Dataset items
# # # # # # #
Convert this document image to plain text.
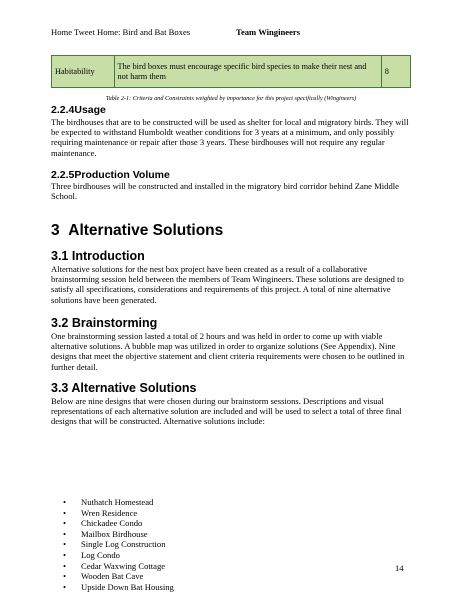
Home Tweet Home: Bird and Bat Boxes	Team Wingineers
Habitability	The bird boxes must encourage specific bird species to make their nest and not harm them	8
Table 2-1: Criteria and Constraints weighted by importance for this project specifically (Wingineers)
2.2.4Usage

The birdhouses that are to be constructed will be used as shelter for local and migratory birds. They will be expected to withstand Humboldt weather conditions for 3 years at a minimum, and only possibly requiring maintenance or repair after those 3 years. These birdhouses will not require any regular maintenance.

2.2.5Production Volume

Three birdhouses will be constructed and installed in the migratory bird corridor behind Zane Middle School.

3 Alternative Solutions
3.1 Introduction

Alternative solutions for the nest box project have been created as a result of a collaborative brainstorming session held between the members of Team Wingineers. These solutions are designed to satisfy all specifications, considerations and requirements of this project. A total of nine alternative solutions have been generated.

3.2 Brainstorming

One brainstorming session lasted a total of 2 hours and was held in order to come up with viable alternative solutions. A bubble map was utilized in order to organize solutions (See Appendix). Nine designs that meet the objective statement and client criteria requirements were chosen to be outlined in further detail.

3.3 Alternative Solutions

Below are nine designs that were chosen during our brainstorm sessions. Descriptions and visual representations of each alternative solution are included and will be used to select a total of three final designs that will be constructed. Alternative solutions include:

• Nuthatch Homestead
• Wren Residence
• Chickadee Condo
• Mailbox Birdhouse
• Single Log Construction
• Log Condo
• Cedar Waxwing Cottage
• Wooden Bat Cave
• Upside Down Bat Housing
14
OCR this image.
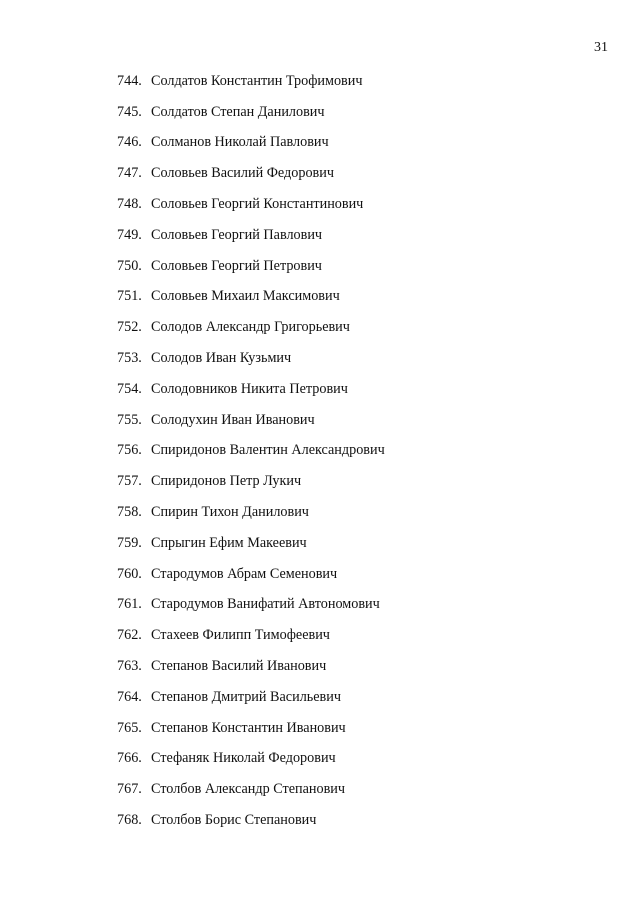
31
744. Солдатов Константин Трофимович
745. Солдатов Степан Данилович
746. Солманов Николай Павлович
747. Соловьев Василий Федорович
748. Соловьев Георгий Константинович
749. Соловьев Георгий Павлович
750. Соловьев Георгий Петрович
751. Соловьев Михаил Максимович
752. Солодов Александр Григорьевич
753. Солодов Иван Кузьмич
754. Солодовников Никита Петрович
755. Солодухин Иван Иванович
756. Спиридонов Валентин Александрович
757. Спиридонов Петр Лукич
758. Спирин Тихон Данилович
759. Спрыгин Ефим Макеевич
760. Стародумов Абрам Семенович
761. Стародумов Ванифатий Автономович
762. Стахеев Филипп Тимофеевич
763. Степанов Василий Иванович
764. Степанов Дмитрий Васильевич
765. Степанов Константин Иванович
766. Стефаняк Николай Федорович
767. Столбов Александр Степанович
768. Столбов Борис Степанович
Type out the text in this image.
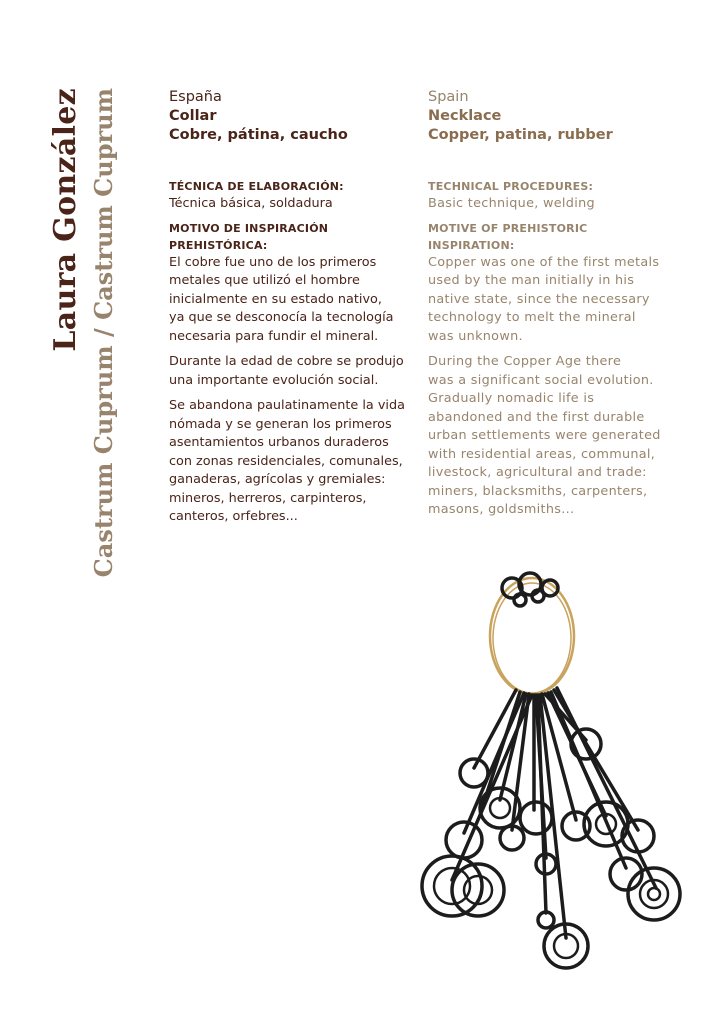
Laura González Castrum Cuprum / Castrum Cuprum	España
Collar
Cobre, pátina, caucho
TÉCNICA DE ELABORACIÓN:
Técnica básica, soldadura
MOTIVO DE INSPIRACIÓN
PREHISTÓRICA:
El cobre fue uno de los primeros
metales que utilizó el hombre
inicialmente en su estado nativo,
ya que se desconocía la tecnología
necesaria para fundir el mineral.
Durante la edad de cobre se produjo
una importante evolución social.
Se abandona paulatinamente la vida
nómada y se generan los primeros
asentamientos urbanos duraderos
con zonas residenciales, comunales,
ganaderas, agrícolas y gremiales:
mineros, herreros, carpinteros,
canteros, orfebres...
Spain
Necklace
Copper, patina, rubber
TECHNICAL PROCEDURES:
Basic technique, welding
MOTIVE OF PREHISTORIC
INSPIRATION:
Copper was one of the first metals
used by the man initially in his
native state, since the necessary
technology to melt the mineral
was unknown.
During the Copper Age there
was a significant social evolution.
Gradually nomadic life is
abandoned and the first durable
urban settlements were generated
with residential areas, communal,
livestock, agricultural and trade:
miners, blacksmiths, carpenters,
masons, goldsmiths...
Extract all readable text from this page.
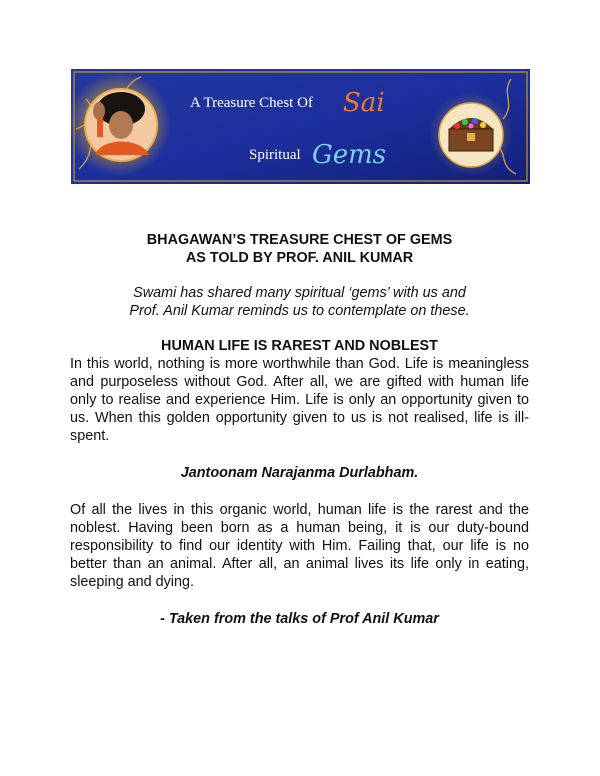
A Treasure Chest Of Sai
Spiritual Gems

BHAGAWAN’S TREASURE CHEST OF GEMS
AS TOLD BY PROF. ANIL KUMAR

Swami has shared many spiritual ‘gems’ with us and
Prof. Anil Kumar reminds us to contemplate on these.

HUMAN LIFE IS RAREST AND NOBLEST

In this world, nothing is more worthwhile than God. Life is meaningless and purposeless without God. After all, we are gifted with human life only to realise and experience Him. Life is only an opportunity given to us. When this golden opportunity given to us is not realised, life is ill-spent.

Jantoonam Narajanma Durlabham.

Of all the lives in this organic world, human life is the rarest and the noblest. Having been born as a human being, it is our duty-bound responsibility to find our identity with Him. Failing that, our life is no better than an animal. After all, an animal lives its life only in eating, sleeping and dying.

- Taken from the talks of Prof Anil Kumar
# # # # # # #
> Exercise directions
Copy, exactly and exclusively, the lines beginning with the one that contains "Type out the text in this image." and ending with the last line of the listing; pictures are to be omitted.

> Answer
Type out the text in this image.
Laura González Castrum Cuprum / Castrum Cuprum	España
Collar
Cobre, pátina, caucho
TÉCNICA DE ELABORACIÓN:
Técnica básica, soldadura
MOTIVO DE INSPIRACIÓN
PREHISTÓRICA:
El cobre fue uno de los primeros
metales que utilizó el hombre
inicialmente en su estado nativo,
ya que se desconocía la tecnología
necesaria para fundir el mineral.
Durante la edad de cobre se produjo
una importante evolución social.
Se abandona paulatinamente la vida
nómada y se generan los primeros
asentamientos urbanos duraderos
con zonas residenciales, comunales,
ganaderas, agrícolas y gremiales:
mineros, herreros, carpinteros,
canteros, orfebres...
Spain
Necklace
Copper, patina, rubber
TECHNICAL PROCEDURES:
Basic technique, welding
MOTIVE OF PREHISTORIC
INSPIRATION:
Copper was one of the first metals
used by the man initially in his
native state, since the necessary
technology to melt the mineral
was unknown.
During the Copper Age there
was a significant social evolution.
Gradually nomadic life is
abandoned and the first durable
urban settlements were generated
with residential areas, communal,
livestock, agricultural and trade:
miners, blacksmiths, carpenters,
masons, goldsmiths...
Extract all readable text from this page.
A Treasure Chest Of Sai
Spiritual Gems

BHAGAWAN’S TREASURE CHEST OF GEMS
AS TOLD BY PROF. ANIL KUMAR

Swami has shared many spiritual ‘gems’ with us and
Prof. Anil Kumar reminds us to contemplate on these.

HUMAN LIFE IS RAREST AND NOBLEST

In this world, nothing is more worthwhile than God. Life is meaningless and purposeless without God. After all, we are gifted with human life only to realise and experience Him. Life is only an opportunity given to us. When this golden opportunity given to us is not realised, life is ill-spent.

Jantoonam Narajanma Durlabham.

Of all the lives in this organic world, human life is the rarest and the noblest. Having been born as a human being, it is our duty-bound responsibility to find our identity with Him. Failing that, our life is no better than an animal. After all, an animal lives its life only in eating, sleeping and dying.

- Taken from the talks of Prof Anil Kumar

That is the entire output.